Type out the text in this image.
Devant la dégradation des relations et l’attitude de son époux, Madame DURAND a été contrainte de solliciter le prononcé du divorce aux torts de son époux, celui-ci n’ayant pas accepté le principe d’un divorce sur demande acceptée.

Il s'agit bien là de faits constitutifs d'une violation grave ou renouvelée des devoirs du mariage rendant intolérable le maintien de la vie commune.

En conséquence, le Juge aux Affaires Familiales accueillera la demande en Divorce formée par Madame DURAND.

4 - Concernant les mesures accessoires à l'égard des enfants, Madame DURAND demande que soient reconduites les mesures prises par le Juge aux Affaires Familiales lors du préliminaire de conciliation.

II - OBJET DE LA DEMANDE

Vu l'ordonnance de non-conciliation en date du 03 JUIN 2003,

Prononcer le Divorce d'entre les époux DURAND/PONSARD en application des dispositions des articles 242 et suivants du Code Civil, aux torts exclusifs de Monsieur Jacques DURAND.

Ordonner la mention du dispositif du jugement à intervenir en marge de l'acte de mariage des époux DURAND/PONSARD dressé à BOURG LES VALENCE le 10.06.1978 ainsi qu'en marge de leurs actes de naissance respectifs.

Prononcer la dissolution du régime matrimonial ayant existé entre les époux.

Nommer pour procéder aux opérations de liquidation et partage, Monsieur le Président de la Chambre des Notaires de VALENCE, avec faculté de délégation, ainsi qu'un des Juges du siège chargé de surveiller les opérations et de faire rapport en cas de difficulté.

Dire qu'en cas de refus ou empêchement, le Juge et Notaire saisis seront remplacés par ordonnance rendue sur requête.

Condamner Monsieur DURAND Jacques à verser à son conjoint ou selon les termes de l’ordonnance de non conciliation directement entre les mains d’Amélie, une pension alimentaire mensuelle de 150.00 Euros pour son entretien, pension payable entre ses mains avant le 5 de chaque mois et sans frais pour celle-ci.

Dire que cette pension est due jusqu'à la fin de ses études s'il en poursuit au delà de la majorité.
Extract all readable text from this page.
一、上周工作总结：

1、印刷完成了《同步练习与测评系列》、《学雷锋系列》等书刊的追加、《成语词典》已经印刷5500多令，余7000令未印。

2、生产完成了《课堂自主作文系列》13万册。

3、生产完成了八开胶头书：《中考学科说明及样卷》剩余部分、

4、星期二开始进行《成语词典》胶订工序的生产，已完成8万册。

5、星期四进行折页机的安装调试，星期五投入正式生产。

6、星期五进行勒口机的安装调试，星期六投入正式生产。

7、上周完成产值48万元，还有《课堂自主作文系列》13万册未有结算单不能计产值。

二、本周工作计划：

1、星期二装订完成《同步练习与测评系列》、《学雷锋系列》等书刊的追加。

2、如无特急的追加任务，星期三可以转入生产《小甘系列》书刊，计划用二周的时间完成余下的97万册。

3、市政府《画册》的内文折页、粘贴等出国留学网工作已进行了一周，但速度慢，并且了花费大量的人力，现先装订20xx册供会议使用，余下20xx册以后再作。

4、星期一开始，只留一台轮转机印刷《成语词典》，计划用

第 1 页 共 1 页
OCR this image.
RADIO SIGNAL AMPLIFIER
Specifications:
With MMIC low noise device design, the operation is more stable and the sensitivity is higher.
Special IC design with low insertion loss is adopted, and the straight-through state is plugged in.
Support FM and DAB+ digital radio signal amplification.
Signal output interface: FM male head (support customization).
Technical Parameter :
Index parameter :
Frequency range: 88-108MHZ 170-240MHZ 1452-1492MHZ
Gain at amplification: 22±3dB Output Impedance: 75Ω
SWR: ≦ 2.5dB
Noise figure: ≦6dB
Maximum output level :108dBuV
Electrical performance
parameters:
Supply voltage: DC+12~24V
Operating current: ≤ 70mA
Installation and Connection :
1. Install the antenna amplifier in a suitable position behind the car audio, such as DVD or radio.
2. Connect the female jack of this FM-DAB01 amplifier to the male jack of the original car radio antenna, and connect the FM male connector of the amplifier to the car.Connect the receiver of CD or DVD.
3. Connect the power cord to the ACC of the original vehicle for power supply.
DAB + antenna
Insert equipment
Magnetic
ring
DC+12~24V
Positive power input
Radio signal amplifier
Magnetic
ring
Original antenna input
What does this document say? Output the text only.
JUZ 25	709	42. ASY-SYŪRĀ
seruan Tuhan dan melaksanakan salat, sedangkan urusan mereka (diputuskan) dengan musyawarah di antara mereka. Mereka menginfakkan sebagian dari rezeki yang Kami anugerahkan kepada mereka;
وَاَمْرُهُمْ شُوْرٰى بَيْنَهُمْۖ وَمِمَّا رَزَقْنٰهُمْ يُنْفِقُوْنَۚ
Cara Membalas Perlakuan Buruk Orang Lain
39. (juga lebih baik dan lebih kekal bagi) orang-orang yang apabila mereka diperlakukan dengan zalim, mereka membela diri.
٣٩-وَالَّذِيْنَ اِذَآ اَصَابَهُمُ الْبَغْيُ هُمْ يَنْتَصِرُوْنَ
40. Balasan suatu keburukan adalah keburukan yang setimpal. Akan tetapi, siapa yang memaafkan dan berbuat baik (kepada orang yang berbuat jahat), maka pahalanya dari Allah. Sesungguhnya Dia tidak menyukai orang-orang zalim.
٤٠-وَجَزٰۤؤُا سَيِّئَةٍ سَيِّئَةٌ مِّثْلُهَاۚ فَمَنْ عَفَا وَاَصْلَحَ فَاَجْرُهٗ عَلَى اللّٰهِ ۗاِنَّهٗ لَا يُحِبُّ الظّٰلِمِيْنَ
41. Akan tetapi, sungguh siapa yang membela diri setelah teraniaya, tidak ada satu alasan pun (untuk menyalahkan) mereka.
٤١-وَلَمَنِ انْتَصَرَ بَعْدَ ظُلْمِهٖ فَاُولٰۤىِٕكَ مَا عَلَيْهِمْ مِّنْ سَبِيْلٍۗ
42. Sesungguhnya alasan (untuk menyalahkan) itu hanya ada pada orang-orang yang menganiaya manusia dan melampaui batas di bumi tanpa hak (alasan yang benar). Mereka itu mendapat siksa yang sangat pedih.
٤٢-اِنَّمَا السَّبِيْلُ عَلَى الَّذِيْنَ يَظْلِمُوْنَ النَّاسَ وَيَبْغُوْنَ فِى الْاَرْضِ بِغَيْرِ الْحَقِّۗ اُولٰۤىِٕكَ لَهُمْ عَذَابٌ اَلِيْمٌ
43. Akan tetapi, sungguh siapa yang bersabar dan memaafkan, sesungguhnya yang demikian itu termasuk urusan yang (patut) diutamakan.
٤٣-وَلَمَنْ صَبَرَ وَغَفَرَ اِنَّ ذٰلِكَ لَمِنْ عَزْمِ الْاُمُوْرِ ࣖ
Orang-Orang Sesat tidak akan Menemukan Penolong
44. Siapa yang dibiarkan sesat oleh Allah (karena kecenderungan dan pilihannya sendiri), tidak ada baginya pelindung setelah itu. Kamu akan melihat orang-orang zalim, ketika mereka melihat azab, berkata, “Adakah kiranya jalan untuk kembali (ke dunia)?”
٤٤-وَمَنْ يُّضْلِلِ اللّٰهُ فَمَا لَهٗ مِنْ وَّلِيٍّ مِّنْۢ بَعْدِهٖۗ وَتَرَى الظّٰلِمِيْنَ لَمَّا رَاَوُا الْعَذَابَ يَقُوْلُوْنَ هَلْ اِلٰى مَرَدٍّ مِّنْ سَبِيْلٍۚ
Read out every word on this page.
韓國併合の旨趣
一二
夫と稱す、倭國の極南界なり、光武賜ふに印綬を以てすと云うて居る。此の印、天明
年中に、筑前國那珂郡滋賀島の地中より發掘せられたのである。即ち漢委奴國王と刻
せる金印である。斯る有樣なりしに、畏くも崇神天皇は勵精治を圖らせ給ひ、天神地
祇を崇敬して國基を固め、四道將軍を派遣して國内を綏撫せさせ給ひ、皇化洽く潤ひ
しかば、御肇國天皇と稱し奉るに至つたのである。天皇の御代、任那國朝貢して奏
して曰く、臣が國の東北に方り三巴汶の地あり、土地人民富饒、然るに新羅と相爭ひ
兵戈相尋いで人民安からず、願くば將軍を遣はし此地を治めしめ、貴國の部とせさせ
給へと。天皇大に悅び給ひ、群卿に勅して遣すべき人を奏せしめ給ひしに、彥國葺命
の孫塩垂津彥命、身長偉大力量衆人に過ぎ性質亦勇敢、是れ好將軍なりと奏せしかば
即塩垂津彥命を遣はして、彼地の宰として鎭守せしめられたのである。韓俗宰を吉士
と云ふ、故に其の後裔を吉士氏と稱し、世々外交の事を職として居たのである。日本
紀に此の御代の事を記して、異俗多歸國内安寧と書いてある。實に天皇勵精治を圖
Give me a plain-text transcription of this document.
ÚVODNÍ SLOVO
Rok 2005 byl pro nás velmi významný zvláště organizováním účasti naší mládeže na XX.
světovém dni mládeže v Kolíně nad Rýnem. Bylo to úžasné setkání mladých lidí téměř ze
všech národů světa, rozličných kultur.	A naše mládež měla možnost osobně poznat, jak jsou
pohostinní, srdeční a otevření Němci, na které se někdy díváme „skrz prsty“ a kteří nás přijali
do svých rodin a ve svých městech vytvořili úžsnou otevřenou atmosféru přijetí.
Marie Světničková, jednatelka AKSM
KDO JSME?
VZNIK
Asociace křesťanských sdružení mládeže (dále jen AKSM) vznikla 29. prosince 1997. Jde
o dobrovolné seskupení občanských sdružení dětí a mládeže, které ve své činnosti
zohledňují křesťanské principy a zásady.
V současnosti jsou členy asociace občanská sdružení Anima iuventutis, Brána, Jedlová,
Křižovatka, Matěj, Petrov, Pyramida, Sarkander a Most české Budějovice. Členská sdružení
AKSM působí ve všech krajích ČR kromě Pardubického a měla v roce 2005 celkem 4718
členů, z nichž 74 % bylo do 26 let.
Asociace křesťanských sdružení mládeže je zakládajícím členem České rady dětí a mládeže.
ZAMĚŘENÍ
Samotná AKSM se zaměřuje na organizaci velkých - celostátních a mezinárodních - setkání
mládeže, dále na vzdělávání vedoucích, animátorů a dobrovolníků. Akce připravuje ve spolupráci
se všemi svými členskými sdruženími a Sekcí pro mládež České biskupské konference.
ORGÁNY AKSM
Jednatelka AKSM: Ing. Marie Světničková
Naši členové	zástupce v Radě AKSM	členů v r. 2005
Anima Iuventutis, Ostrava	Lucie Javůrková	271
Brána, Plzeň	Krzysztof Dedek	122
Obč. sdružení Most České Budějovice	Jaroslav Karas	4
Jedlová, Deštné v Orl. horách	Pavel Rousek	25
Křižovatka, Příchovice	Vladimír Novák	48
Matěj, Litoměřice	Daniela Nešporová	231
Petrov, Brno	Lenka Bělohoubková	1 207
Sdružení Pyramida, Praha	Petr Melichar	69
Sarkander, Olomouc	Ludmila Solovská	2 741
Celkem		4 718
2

## [REQUIRED WORK]
Scan the material above for the string "ainsi" and return the lines that hold it.

## [COMPLETE ANSWER]
Ordonner la mention du dispositif du jugement à intervenir en marge de l'acte de mariage des époux DURAND/PONSARD dressé à BOURG LES VALENCE le 10.06.1978 ainsi qu'en marge de leurs actes de naissance respectifs.
Nommer pour procéder aux opérations de liquidation et partage, Monsieur le Président de la Chambre des Notaires de VALENCE, avec faculté de délégation, ainsi qu'un des Juges du siège chargé de surveiller les opérations et de faire rapport en cas de difficulté.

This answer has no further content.